# [TASKS FOR THIS EXERCISE]
1 – In the mailing-list post below on killing a thread, what can happen when threads are terminated hard, according to Diez B. Roggisch?
2 – Translate this sentence from the mailing-list post below on killing a thread into Spanish: "Stopping a thread asynchronously is in /general/ a dangerous thing to do, and for obvious reasons."
(DOCUMENT SEGMENT Opens)
How to kill threading.Thread instance?

Fuzzyman fuzzyman at gmail.com
Sun Sep 21 17:51:02 EDT 2008


On Sep 21, 4:04 pm, Fredrik Lundh <fred... at pythonware.com> wrote:
> Diez B. Roggisch wrote:
> >> I wonder why something like myThread.exit() or myThread.quit() or
> >> threading.kill(myThread) can't be implemented?
> >> Is something like that present in Python 3000?
>
> > Not that I'm aware of it (which doesn't mean to much though).
>
> > However I *am* aware of the bazillions discussions that have been held
> > over this here - and the short answer is: it is a generally very bad
> > idea to terminate threads hard, as it can cause all kinds of corruption.
>
> the problem is that you have no idea what the thread is doing, so just
> killing it dead it may make one big mess out of the application's
> internal state; see e.g. this post
>
>    http://mail.python.org/pipermail/python-list/2006-August/400256.html
>
>    That's wise ;-)  Stopping a thread asynchronously is in /general/ a
>    dangerous thing to do, and for obvious reasons.  For example, perhaps
>    the victim thread is running in a library routine at the time the
>    asynch exception is raised, and getting forcibly ejected from the
>    normal control flow leaves a library-internal mutex locked forever.
(DOCUMENT SEGMENT Closes)
(DATASET CONTENT Opens)
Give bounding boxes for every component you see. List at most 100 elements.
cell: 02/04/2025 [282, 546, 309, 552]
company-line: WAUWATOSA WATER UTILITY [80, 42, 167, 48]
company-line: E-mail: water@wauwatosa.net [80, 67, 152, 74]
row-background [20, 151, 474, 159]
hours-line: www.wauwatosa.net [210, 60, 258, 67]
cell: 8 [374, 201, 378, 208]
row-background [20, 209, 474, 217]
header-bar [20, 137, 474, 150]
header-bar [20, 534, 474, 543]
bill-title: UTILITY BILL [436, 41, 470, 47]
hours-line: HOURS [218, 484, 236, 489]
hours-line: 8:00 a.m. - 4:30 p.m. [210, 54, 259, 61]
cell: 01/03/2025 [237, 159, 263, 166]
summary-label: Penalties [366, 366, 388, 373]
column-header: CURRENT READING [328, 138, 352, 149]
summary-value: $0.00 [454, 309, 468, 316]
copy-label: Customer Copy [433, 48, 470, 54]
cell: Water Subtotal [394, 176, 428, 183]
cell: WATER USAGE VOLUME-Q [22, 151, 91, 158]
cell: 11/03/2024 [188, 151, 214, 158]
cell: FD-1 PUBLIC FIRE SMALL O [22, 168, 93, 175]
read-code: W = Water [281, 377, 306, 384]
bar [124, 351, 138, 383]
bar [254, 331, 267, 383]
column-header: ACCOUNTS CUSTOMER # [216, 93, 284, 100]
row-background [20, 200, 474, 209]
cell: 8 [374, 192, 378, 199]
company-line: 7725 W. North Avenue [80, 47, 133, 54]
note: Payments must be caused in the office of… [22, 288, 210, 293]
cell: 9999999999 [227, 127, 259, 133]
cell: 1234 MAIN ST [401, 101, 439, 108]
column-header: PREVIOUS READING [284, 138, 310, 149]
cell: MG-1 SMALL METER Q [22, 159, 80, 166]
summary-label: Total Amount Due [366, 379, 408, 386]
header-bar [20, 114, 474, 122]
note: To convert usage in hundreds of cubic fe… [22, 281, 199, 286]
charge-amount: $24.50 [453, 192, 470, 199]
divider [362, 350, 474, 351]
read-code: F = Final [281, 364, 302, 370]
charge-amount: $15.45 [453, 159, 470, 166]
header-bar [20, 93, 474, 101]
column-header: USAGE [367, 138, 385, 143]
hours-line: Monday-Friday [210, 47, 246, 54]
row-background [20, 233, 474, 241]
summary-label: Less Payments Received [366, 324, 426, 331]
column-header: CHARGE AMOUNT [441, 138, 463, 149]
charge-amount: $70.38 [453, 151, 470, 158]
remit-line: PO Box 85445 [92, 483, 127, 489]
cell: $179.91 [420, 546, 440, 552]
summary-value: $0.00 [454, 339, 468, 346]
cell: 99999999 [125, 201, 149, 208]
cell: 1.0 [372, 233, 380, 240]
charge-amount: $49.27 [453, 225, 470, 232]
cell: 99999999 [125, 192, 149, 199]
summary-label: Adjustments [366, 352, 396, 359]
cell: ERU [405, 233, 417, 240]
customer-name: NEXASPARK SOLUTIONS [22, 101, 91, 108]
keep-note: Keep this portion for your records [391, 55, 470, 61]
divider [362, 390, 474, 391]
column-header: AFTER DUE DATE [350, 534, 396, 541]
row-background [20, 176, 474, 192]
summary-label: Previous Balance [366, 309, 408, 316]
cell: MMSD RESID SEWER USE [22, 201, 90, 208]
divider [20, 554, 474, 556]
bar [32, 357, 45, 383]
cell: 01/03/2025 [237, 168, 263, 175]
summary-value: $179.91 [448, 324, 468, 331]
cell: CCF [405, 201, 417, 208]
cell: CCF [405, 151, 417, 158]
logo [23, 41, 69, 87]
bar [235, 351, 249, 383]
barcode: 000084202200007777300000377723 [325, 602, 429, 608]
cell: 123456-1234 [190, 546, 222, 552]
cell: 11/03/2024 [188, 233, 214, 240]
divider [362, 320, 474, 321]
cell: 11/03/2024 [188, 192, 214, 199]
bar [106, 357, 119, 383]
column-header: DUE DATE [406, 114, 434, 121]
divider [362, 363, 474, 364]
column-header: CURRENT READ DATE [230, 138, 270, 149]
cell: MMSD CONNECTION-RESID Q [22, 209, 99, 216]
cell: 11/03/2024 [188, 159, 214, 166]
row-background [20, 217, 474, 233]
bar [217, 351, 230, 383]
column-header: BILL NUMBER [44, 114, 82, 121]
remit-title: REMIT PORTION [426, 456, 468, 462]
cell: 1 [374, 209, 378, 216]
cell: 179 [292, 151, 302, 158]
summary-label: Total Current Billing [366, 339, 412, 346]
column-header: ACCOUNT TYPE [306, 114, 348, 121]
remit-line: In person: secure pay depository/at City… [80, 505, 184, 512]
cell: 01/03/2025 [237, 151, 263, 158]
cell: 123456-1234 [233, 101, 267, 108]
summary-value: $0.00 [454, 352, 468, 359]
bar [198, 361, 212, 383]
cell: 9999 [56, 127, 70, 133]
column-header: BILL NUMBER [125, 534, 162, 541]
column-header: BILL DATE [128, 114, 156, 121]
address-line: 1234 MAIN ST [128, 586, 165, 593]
(DATASET CONTENT Closes)
# [SOLUTIONS TO EACH TASK]
1 – It can cause all kinds of corruption.

2 – Detener un hilo de forma asíncrona es, en /general/, algo peligroso, y por razones obvias.